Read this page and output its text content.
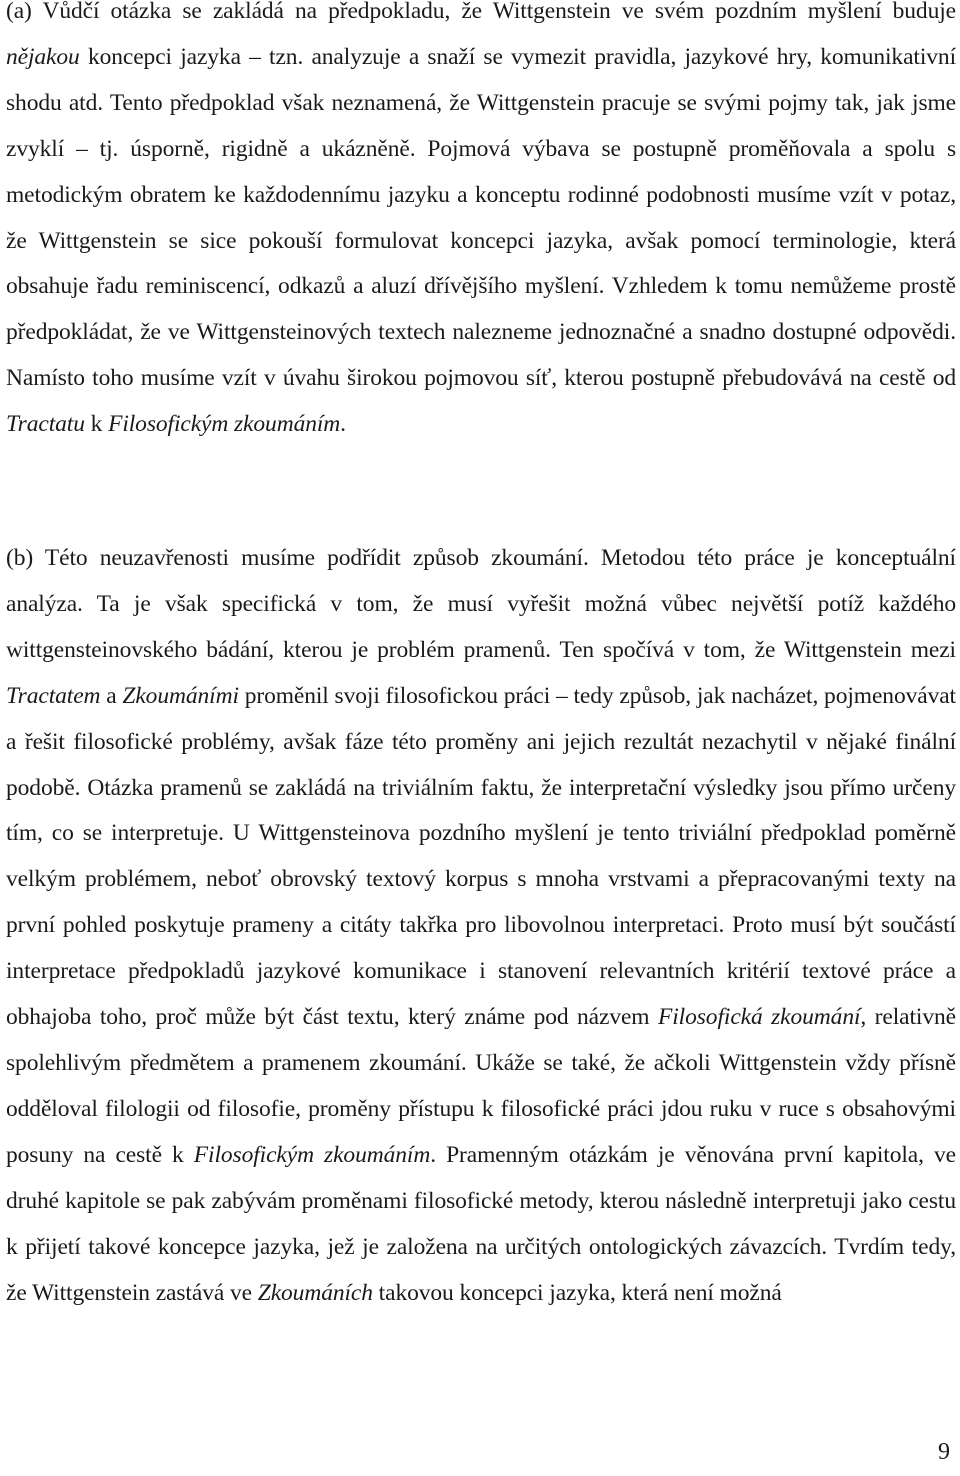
(a) Vůdčí otázka se zakládá na předpokladu, že Wittgenstein ve svém pozdním myšlení buduje nějakou koncepci jazyka – tzn. analyzuje a snaží se vymezit pravidla, jazykové hry, komunikativní shodu atd. Tento předpoklad však neznamená, že Wittgenstein pracuje se svými pojmy tak, jak jsme zvyklí – tj. úsporně, rigidně a ukázněně. Pojmová výbava se postupně proměňovala a spolu s metodickým obratem ke každodennímu jazyku a konceptu rodinné podobnosti musíme vzít v potaz, že Wittgenstein se sice pokouší formulovat koncepci jazyka, avšak pomocí terminologie, která obsahuje řadu reminiscencí, odkazů a aluzí dřívějšího myšlení. Vzhledem k tomu nemůžeme prostě předpokládat, že ve Wittgensteinových textech nalezneme jednoznačné a snadno dostupné odpovědi. Namísto toho musíme vzít v úvahu širokou pojmovou síť, kterou postupně přebudovává na cestě od Tractatu k Filosofickým zkoumáním.

(b) Této neuzavřenosti musíme podřídit způsob zkoumání. Metodou této práce je konceptuální analýza. Ta je však specifická v tom, že musí vyřešit možná vůbec největší potíž každého wittgensteinovského bádání, kterou je problém pramenů. Ten spočívá v tom, že Wittgenstein mezi Tractatem a Zkoumáními proměnil svoji filosofickou práci – tedy způsob, jak nacházet, pojmenovávat a řešit filosofické problémy, avšak fáze této proměny ani jejich rezultát nezachytil v nějaké finální podobě. Otázka pramenů se zakládá na triviálním faktu, že interpretační výsledky jsou přímo určeny tím, co se interpretuje. U Wittgensteinova pozdního myšlení je tento triviální předpoklad poměrně velkým problémem, neboť obrovský textový korpus s mnoha vrstvami a přepracovanými texty na první pohled poskytuje prameny a citáty takřka pro libovolnou interpretaci. Proto musí být součástí interpretace předpokladů jazykové komunikace i stanovení relevantních kritérií textové práce a obhajoba toho, proč může být část textu, který známe pod názvem Filosofická zkoumání, relativně spolehlivým předmětem a pramenem zkoumání. Ukáže se také, že ačkoli Wittgenstein vždy přísně odděloval filologii od filosofie, proměny přístupu k filosofické práci jdou ruku v ruce s obsahovými posuny na cestě k Filosofickým zkoumáním. Pramenným otázkám je věnována první kapitola, ve druhé kapitole se pak zabývám proměnami filosofické metody, kterou následně interpretuji jako cestu k přijetí takové koncepce jazyka, jež je založena na určitých ontologických závazcích. Tvrdím tedy, že Wittgenstein zastává ve Zkoumáních takovou koncepci jazyka, která není možná

9
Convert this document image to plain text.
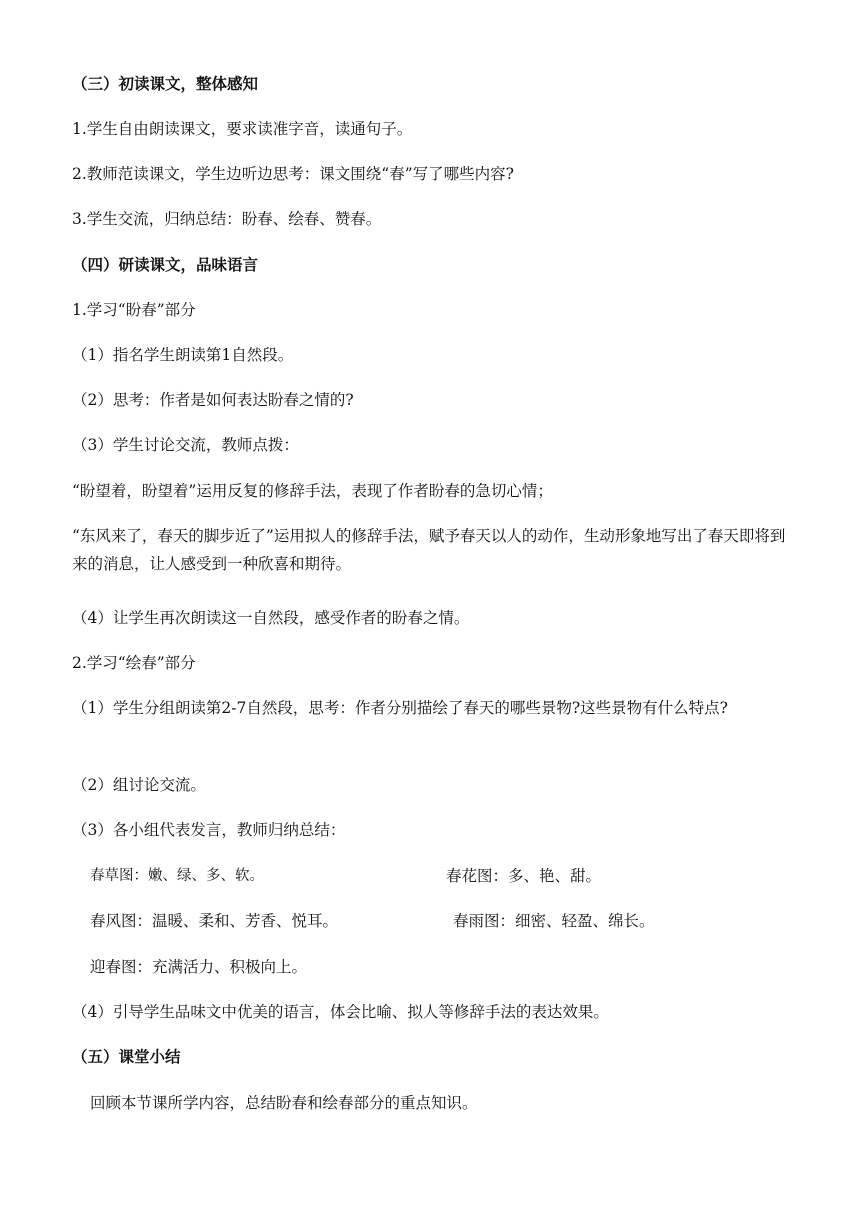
（三）初读课文，整体感知
1.学生自由朗读课文，要求读准字音，读通句子。
2.教师范读课文，学生边听边思考：课文围绕“春”写了哪些内容?
3.学生交流，归纳总结：盼春、绘春、赞春。
（四）研读课文，品味语言
1.学习“盼春”部分
（1）指名学生朗读第1自然段。
（2）思考：作者是如何表达盼春之情的?
（3）学生讨论交流，教师点拨：
“盼望着，盼望着”运用反复的修辞手法，表现了作者盼春的急切心情；
“东风来了，春天的脚步近了”运用拟人的修辞手法，赋予春天以人的动作，生动形象地写出了春天即将到来的消息，让人感受到一种欣喜和期待。
（4）让学生再次朗读这一自然段，感受作者的盼春之情。
2.学习“绘春”部分
（1）学生分组朗读第2-7自然段，思考：作者分别描绘了春天的哪些景物?这些景物有什么特点?
（2）组讨论交流。
（3）各小组代表发言，教师归纳总结：
春草图：嫩、绿、多、软。	春花图：多、艳、甜。
春风图：温暖、柔和、芳香、悦耳。	春雨图：细密、轻盈、绵长。
迎春图：充满活力、积极向上。
（4）引导学生品味文中优美的语言，体会比喻、拟人等修辞手法的表达效果。
（五）课堂小结
回顾本节课所学内容，总结盼春和绘春部分的重点知识。
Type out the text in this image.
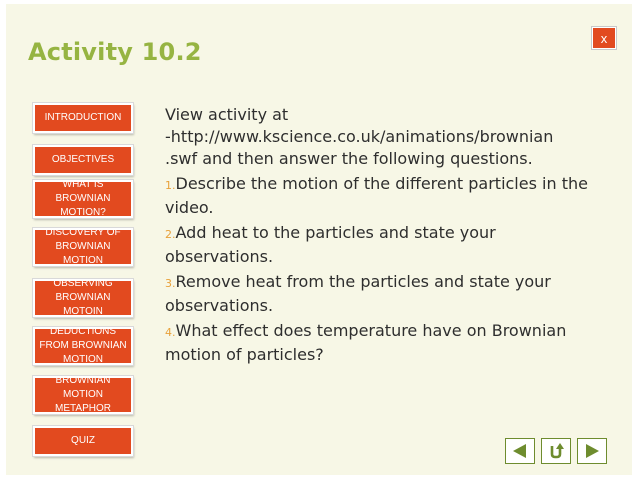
Activity 10.2	x
INTRODUCTION
OBJECTIVES
WHAT IS BROWNIAN MOTION?
DISCOVERY OF BROWNIAN MOTION
OBSERVING BROWNIAN MOTOIN
DEDUCTIONS FROM BROWNIAN MOTION
BROWNIAN MOTION METAPHOR
QUIZ

View activity at
-http://www.kscience.co.uk/animations/brownian
.swf and then answer the following questions.

1.Describe the motion of the different particles in the video.

2.Add heat to the particles and state your observations.

3.Remove heat from the particles and state your observations.

4.What effect does temperature have on Brownian motion of particles?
------------------------------------
Pictures stay out; retype only the lines from the line containing "Type out the text in this image." through the end of the listing, inclusive, exactly as they appear.

Type out the text in this image.
Activity 10.2	x
INTRODUCTION
OBJECTIVES
WHAT IS BROWNIAN MOTION?
DISCOVERY OF BROWNIAN MOTION
OBSERVING BROWNIAN MOTOIN
DEDUCTIONS FROM BROWNIAN MOTION
BROWNIAN MOTION METAPHOR
QUIZ

View activity at
-http://www.kscience.co.uk/animations/brownian
.swf and then answer the following questions.

1.Describe the motion of the different particles in the video.

2.Add heat to the particles and state your observations.

3.Remove heat from the particles and state your observations.

4.What effect does temperature have on Brownian motion of particles?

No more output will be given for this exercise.